# WHAT TO DO
Copy the records from the first line through the line containing "- post-paragraph: 한", substituting "post-title" for "page-title" and changing nothing else.

(Records from a collection)
* * * * *

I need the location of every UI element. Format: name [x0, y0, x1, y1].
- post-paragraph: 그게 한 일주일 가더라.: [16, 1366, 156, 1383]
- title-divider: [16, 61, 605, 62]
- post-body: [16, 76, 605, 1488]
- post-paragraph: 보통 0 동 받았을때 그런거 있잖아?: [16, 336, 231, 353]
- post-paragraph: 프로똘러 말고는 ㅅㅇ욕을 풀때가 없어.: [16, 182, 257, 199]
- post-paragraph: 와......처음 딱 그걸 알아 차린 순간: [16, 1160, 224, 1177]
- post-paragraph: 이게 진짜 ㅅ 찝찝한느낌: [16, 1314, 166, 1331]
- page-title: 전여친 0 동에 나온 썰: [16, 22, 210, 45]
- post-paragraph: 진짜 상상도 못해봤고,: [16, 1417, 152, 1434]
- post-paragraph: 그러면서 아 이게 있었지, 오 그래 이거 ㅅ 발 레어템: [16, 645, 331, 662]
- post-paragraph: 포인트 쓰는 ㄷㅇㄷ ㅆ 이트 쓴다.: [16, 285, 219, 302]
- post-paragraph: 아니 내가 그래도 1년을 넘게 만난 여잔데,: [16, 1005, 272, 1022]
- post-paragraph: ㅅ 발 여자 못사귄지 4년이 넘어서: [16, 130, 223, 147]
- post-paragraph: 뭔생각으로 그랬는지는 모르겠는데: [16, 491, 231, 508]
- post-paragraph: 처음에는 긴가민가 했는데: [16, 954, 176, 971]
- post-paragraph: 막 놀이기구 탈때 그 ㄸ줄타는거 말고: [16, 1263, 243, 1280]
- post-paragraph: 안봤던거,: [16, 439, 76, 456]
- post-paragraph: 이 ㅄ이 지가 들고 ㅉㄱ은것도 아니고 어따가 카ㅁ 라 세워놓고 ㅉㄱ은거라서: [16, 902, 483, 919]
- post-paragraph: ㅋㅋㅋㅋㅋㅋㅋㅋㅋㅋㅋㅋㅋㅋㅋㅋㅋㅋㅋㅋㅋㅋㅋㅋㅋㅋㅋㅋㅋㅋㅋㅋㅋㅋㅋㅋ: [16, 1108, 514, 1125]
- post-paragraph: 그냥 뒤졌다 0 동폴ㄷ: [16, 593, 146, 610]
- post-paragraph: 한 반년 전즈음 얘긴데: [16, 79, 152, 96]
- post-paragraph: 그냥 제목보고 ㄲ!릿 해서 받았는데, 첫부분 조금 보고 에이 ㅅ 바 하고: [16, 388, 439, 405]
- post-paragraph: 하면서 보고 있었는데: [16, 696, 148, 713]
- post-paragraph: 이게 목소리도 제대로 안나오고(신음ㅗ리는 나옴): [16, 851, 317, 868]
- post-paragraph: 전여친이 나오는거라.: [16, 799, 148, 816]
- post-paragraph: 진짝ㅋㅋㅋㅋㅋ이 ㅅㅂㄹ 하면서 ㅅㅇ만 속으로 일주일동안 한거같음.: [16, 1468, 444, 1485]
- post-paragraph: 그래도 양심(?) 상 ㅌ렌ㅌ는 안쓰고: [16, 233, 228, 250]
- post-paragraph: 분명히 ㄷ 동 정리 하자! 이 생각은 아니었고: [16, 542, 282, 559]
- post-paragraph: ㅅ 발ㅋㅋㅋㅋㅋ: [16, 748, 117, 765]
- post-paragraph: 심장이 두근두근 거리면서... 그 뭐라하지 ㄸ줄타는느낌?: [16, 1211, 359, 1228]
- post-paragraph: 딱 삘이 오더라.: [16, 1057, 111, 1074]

* * * * *

# RESULT FOR THIS EXERCISE
I need the location of every UI element. Format: name [x0, y0, x1, y1].
- post-paragraph: 그게 한 일주일 가더라.: [16, 1366, 156, 1383]
- title-divider: [16, 61, 605, 62]
- post-body: [16, 76, 605, 1488]
- post-paragraph: 보통 0 동 받았을때 그런거 있잖아?: [16, 336, 231, 353]
- post-paragraph: 프로똘러 말고는 ㅅㅇ욕을 풀때가 없어.: [16, 182, 257, 199]
- post-paragraph: 와......처음 딱 그걸 알아 차린 순간: [16, 1160, 224, 1177]
- post-paragraph: 이게 진짜 ㅅ 찝찝한느낌: [16, 1314, 166, 1331]
- post-title: 전여친 0 동에 나온 썰: [16, 22, 210, 45]
- post-paragraph: 진짜 상상도 못해봤고,: [16, 1417, 152, 1434]
- post-paragraph: 그러면서 아 이게 있었지, 오 그래 이거 ㅅ 발 레어템: [16, 645, 331, 662]
- post-paragraph: 포인트 쓰는 ㄷㅇㄷ ㅆ 이트 쓴다.: [16, 285, 219, 302]
- post-paragraph: 아니 내가 그래도 1년을 넘게 만난 여잔데,: [16, 1005, 272, 1022]
- post-paragraph: ㅅ 발 여자 못사귄지 4년이 넘어서: [16, 130, 223, 147]
- post-paragraph: 뭔생각으로 그랬는지는 모르겠는데: [16, 491, 231, 508]
- post-paragraph: 처음에는 긴가민가 했는데: [16, 954, 176, 971]
- post-paragraph: 막 놀이기구 탈때 그 ㄸ줄타는거 말고: [16, 1263, 243, 1280]
- post-paragraph: 안봤던거,: [16, 439, 76, 456]
- post-paragraph: 이 ㅄ이 지가 들고 ㅉㄱ은것도 아니고 어따가 카ㅁ 라 세워놓고 ㅉㄱ은거라서: [16, 902, 483, 919]
- post-paragraph: ㅋㅋㅋㅋㅋㅋㅋㅋㅋㅋㅋㅋㅋㅋㅋㅋㅋㅋㅋㅋㅋㅋㅋㅋㅋㅋㅋㅋㅋㅋㅋㅋㅋㅋㅋㅋ: [16, 1108, 514, 1125]
- post-paragraph: 그냥 뒤졌다 0 동폴ㄷ: [16, 593, 146, 610]
- post-paragraph: 한 반년 전즈음 얘긴데: [16, 79, 152, 96]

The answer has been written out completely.